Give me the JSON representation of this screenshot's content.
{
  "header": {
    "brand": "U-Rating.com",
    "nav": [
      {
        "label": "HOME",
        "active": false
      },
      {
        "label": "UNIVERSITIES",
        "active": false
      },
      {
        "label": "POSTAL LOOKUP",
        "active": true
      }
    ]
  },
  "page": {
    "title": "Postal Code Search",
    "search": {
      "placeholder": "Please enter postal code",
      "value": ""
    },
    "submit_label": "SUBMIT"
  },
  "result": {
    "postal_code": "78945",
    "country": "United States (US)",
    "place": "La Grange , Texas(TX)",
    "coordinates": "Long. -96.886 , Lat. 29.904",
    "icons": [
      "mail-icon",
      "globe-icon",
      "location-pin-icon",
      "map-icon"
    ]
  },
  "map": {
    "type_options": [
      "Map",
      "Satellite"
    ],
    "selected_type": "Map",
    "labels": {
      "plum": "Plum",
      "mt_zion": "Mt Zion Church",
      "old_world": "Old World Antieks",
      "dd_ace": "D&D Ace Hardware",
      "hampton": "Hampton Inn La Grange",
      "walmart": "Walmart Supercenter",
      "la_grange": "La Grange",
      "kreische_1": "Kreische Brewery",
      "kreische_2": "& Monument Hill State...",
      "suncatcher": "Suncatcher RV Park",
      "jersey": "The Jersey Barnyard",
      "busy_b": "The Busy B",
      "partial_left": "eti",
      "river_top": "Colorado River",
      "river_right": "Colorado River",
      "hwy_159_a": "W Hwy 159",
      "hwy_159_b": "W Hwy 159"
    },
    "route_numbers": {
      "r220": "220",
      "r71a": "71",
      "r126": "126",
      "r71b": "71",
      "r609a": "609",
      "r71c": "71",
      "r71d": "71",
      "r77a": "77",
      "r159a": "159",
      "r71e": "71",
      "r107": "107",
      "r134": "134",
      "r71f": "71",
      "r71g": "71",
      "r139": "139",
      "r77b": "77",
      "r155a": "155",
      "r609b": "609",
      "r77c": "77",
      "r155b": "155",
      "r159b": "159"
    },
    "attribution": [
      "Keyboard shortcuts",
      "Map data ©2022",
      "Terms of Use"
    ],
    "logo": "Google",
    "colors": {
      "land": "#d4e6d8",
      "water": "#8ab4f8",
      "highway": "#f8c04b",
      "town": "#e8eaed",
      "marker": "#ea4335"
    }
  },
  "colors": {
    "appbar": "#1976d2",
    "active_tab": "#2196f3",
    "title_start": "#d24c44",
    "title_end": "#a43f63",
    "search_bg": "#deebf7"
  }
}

Request:
Reproduce the material above exactly; please quote every line of it.

Worked answer:
Give me the JSON representation of this screenshot's content.
{
  "header": {
    "brand": "U-Rating.com",
    "nav": [
      {
        "label": "HOME",
        "active": false
      },
      {
        "label": "UNIVERSITIES",
        "active": false
      },
      {
        "label": "POSTAL LOOKUP",
        "active": true
      }
    ]
  },
  "page": {
    "title": "Postal Code Search",
    "search": {
      "placeholder": "Please enter postal code",
      "value": ""
    },
    "submit_label": "SUBMIT"
  },
  "result": {
    "postal_code": "78945",
    "country": "United States (US)",
    "place": "La Grange , Texas(TX)",
    "coordinates": "Long. -96.886 , Lat. 29.904",
    "icons": [
      "mail-icon",
      "globe-icon",
      "location-pin-icon",
      "map-icon"
    ]
  },
  "map": {
    "type_options": [
      "Map",
      "Satellite"
    ],
    "selected_type": "Map",
    "labels": {
      "plum": "Plum",
      "mt_zion": "Mt Zion Church",
      "old_world": "Old World Antieks",
      "dd_ace": "D&D Ace Hardware",
      "hampton": "Hampton Inn La Grange",
      "walmart": "Walmart Supercenter",
      "la_grange": "La Grange",
      "kreische_1": "Kreische Brewery",
      "kreische_2": "& Monument Hill State...",
      "suncatcher": "Suncatcher RV Park",
      "jersey": "The Jersey Barnyard",
      "busy_b": "The Busy B",
      "partial_left": "eti",
      "river_top": "Colorado River",
      "river_right": "Colorado River",
      "hwy_159_a": "W Hwy 159",
      "hwy_159_b": "W Hwy 159"
    },
    "route_numbers": {
      "r220": "220",
      "r71a": "71",
      "r126": "126",
      "r71b": "71",
      "r609a": "609",
      "r71c": "71",
      "r71d": "71",
      "r77a": "77",
      "r159a": "159",
      "r71e": "71",
      "r107": "107",
      "r134": "134",
      "r71f": "71",
      "r71g": "71",
      "r139": "139",
      "r77b": "77",
      "r155a": "155",
      "r609b": "609",
      "r77c": "77",
      "r155b": "155",
      "r159b": "159"
    },
    "attribution": [
      "Keyboard shortcuts",
      "Map data ©2022",
      "Terms of Use"
    ],
    "logo": "Google",
    "colors": {
      "land": "#d4e6d8",
      "water": "#8ab4f8",
      "highway": "#f8c04b",
      "town": "#e8eaed",
      "marker": "#ea4335"
    }
  },
  "colors": {
    "appbar": "#1976d2",
    "active_tab": "#2196f3",
    "title_start": "#d24c44",
    "title_end": "#a43f63",
    "search_bg": "#deebf7"
  }
}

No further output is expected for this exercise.